[Stored items from a collection]
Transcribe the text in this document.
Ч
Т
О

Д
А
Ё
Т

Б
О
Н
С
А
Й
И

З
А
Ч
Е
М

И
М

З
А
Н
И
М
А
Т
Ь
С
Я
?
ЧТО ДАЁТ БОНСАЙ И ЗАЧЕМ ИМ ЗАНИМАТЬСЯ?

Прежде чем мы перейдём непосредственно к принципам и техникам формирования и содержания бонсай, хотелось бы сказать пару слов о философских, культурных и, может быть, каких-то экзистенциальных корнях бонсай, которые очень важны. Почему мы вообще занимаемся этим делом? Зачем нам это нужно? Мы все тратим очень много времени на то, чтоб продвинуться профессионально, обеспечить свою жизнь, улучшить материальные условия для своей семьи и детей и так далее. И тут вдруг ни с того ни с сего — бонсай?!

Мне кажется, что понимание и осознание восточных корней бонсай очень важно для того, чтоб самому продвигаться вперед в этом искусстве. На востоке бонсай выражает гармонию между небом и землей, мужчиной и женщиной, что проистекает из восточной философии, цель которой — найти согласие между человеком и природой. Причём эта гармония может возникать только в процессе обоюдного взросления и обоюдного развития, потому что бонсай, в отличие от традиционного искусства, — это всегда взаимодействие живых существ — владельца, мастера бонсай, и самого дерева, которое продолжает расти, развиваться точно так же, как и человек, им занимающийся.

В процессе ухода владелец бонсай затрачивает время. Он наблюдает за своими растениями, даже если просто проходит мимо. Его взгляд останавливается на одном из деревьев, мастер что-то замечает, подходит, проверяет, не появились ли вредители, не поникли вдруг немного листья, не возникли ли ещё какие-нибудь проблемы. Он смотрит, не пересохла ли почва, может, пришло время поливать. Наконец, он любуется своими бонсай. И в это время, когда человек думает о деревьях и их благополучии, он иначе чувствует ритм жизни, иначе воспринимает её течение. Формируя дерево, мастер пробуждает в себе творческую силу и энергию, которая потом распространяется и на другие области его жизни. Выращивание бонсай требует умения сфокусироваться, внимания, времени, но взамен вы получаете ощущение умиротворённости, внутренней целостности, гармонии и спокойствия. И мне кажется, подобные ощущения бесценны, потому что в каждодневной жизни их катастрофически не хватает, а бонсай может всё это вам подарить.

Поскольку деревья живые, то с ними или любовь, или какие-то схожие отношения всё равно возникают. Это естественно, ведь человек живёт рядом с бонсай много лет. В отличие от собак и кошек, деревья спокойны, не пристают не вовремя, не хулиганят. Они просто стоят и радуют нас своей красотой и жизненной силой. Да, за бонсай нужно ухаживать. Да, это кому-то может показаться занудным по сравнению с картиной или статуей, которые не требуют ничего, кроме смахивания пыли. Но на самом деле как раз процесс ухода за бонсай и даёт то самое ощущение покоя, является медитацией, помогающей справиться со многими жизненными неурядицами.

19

TASK GOAL:
Using the entries above, state how many lines include the word "того", with no other words.

ANSWER TO THIS PROBLEM:
2